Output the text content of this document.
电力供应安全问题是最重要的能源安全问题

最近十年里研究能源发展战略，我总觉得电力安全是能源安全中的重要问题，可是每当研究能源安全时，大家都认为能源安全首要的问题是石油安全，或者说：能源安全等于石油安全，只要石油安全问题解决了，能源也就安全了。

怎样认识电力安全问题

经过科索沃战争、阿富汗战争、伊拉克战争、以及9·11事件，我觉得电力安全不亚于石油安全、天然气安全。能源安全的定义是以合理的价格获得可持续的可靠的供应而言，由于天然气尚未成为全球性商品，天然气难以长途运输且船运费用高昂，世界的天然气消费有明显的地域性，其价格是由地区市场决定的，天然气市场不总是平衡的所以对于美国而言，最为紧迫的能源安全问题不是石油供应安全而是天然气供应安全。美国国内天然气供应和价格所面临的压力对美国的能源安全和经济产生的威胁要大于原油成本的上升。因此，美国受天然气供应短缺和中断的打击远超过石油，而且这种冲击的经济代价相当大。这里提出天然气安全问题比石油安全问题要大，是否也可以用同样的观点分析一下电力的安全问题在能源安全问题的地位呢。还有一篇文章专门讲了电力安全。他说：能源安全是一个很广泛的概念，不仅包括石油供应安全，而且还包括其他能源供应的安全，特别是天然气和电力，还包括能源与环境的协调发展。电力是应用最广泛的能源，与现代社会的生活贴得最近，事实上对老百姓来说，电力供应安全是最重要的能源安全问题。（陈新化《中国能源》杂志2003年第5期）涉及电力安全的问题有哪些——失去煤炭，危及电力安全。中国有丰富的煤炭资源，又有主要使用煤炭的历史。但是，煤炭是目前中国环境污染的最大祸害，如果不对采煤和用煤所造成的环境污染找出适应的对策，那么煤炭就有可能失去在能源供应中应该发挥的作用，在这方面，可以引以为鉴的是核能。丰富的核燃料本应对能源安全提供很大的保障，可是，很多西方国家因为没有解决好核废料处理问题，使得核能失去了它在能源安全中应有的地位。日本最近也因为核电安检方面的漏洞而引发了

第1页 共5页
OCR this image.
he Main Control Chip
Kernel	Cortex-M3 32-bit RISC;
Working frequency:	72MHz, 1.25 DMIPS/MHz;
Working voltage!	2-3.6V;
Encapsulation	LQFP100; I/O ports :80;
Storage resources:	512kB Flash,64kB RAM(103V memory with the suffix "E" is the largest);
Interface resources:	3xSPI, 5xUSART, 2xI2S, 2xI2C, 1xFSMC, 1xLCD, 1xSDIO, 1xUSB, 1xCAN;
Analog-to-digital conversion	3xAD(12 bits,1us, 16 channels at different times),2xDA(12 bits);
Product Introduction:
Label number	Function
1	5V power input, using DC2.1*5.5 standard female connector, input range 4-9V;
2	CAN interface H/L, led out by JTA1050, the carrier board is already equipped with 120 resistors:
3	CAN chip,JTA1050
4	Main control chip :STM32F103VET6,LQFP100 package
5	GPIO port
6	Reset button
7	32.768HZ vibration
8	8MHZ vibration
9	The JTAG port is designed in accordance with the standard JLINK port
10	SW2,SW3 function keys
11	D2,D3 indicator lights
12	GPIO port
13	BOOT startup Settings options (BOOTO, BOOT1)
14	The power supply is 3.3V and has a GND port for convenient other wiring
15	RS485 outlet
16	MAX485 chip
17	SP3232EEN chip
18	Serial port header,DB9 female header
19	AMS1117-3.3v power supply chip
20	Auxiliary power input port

______________________________

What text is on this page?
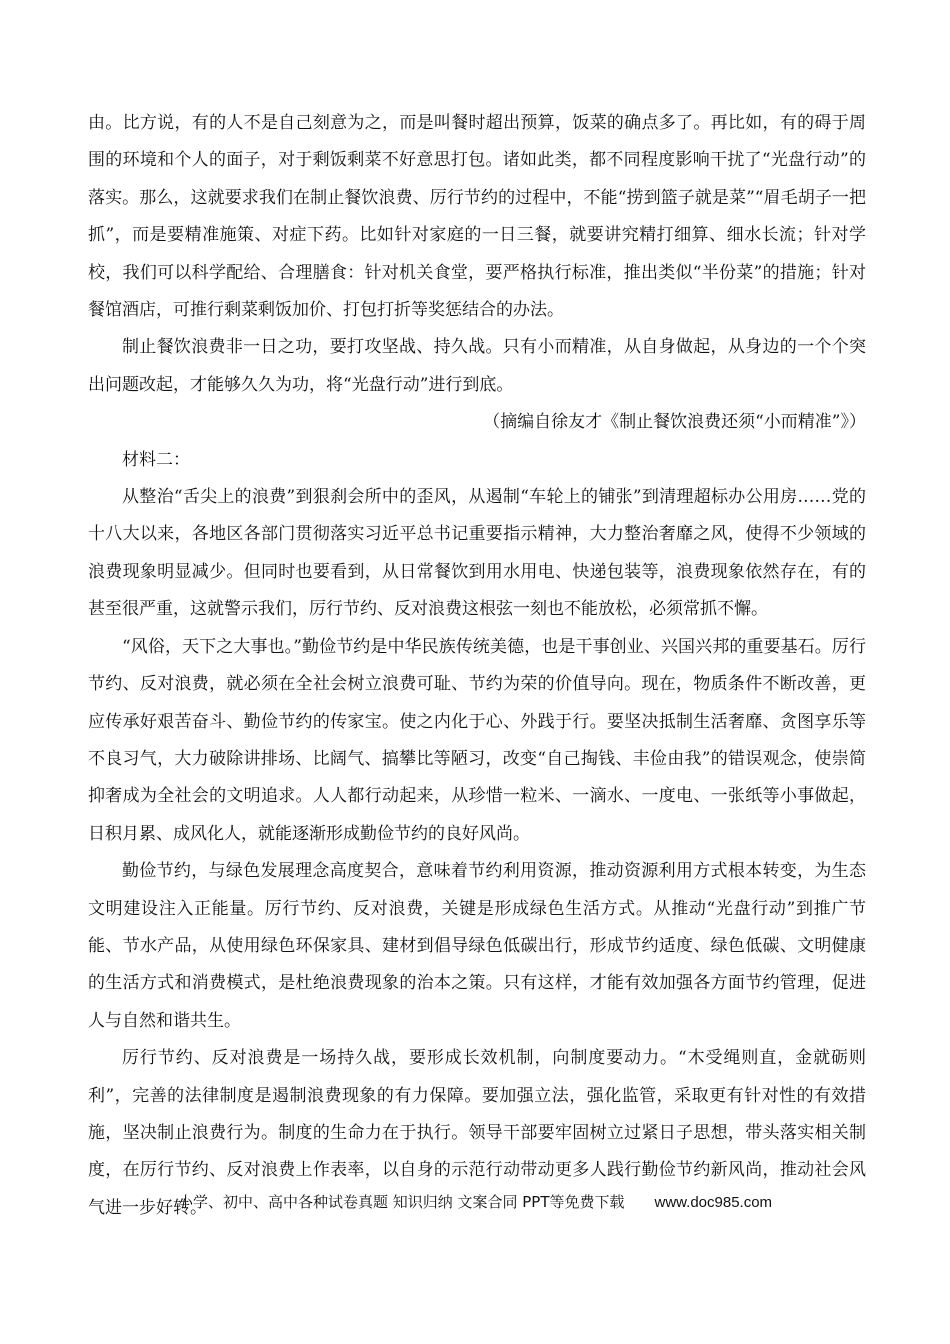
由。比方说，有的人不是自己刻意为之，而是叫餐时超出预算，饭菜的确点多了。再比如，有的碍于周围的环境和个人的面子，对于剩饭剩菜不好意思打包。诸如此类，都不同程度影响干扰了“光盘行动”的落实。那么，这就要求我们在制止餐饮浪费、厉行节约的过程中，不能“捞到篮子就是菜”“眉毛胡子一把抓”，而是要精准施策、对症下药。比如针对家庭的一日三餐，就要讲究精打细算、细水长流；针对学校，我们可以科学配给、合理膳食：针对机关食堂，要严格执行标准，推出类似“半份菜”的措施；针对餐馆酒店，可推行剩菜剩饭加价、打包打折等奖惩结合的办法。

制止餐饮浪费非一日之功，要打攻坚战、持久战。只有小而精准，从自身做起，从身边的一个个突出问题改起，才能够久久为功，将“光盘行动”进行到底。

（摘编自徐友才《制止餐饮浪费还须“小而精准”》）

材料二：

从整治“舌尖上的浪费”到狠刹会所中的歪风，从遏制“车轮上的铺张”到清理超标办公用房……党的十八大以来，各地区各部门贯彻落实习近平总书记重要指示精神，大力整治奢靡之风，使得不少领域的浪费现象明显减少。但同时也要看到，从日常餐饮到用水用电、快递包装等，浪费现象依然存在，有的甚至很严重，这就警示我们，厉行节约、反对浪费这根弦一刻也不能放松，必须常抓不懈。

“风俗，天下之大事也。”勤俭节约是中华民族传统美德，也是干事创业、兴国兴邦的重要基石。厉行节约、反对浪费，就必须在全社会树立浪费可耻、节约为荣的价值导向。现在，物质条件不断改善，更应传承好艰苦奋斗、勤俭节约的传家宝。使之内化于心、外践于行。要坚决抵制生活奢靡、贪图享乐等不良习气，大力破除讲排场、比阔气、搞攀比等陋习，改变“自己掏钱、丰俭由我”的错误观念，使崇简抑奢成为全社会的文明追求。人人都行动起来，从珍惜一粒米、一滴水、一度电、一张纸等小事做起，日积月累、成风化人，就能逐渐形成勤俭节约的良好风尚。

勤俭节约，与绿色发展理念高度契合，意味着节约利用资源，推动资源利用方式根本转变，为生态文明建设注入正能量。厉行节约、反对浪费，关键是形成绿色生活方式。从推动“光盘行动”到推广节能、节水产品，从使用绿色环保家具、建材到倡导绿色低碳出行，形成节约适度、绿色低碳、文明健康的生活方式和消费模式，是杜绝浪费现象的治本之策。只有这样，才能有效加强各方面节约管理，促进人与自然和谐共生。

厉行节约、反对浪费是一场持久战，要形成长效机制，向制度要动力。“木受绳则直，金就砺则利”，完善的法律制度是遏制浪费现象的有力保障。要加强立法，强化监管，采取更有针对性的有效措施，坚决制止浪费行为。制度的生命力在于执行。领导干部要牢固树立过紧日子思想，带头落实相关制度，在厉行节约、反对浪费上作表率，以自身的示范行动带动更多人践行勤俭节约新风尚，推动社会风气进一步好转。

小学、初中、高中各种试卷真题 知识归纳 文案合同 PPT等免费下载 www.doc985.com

______________________________

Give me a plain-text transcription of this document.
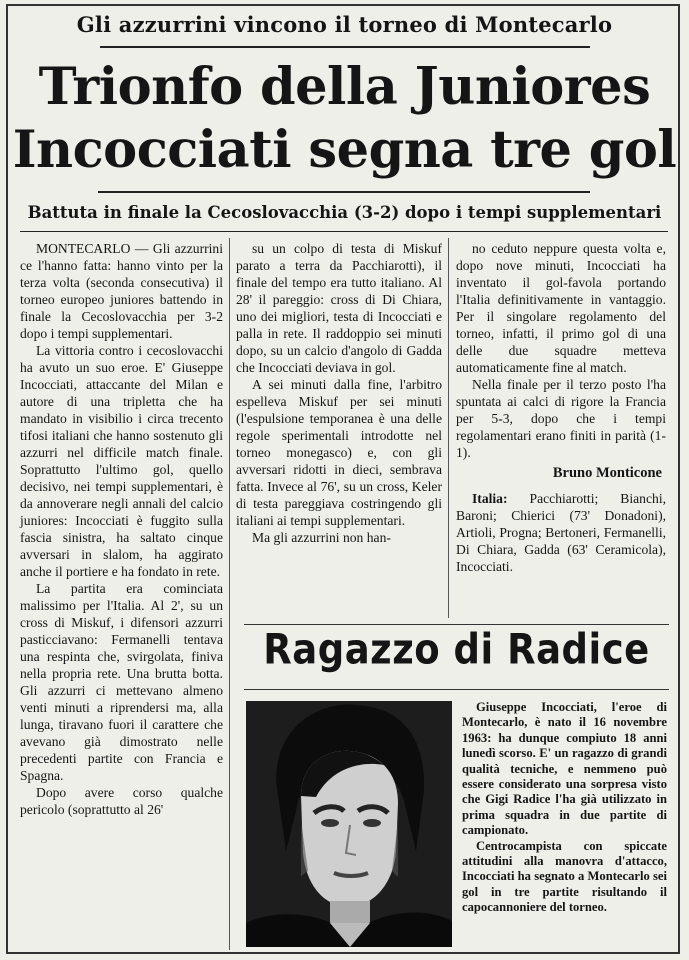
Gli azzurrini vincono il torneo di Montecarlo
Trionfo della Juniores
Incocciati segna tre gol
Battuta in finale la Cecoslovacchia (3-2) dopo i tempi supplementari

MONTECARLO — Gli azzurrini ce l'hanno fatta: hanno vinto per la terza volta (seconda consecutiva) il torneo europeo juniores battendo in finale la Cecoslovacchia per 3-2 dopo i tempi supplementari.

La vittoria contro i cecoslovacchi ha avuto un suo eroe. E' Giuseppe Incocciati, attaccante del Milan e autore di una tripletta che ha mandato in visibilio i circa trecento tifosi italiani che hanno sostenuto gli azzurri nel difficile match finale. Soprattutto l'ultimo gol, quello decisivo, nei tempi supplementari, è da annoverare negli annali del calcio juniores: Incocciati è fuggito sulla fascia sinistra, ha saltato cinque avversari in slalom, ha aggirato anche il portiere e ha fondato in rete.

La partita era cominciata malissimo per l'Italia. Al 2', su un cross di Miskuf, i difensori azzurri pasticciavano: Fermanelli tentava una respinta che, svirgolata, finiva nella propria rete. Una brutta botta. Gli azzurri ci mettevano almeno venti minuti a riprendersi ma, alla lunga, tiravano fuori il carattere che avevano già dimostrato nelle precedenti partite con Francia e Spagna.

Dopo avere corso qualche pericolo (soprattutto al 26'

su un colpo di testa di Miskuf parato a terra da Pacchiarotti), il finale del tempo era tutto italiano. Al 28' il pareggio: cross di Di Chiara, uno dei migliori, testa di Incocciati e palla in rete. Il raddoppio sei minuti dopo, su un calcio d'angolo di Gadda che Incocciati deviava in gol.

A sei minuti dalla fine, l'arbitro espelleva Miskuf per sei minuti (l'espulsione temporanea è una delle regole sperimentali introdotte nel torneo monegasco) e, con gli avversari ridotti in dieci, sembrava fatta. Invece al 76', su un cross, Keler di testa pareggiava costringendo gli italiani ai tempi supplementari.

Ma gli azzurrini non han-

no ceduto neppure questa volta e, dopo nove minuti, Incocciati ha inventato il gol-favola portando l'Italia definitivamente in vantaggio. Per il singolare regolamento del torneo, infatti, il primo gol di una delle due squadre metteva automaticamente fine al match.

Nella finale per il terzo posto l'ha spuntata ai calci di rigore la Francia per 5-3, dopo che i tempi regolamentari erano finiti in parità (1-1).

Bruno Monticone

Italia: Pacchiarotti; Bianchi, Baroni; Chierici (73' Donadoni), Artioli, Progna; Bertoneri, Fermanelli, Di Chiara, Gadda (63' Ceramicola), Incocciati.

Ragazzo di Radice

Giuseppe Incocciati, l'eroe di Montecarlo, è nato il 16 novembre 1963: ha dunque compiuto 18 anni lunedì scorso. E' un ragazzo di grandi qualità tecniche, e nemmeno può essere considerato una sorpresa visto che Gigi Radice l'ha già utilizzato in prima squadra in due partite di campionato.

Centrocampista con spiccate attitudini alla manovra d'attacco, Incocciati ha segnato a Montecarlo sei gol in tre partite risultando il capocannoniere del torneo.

______________________________

**Task:**
Report every line in the data above in which the word "tempi" appears.

**Exercise output:**
Battuta in finale la Cecoslovacchia (3-2) dopo i tempi supplementari
MONTECARLO — Gli azzurrini ce l'hanno fatta: hanno vinto per la terza volta (seconda consecutiva) il torneo europeo juniores battendo in finale la Cecoslovacchia per 3-2 dopo i tempi supplementari.
La vittoria contro i cecoslovacchi ha avuto un suo eroe. E' Giuseppe Incocciati, attaccante del Milan e autore di una tripletta che ha mandato in visibilio i circa trecento tifosi italiani che hanno sostenuto gli azzurri nel difficile match finale. Soprattutto l'ultimo gol, quello decisivo, nei tempi supplementari, è da annoverare negli annali del calcio juniores: Incocciati è fuggito sulla fascia sinistra, ha saltato cinque avversari in slalom, ha aggirato anche il portiere e ha fondato in rete.
A sei minuti dalla fine, l'arbitro espelleva Miskuf per sei minuti (l'espulsione temporanea è una delle regole sperimentali introdotte nel torneo monegasco) e, con gli avversari ridotti in dieci, sembrava fatta. Invece al 76', su un cross, Keler di testa pareggiava costringendo gli italiani ai tempi supplementari.
Nella finale per il terzo posto l'ha spuntata ai calci di rigore la Francia per 5-3, dopo che i tempi regolamentari erano finiti in parità (1-1).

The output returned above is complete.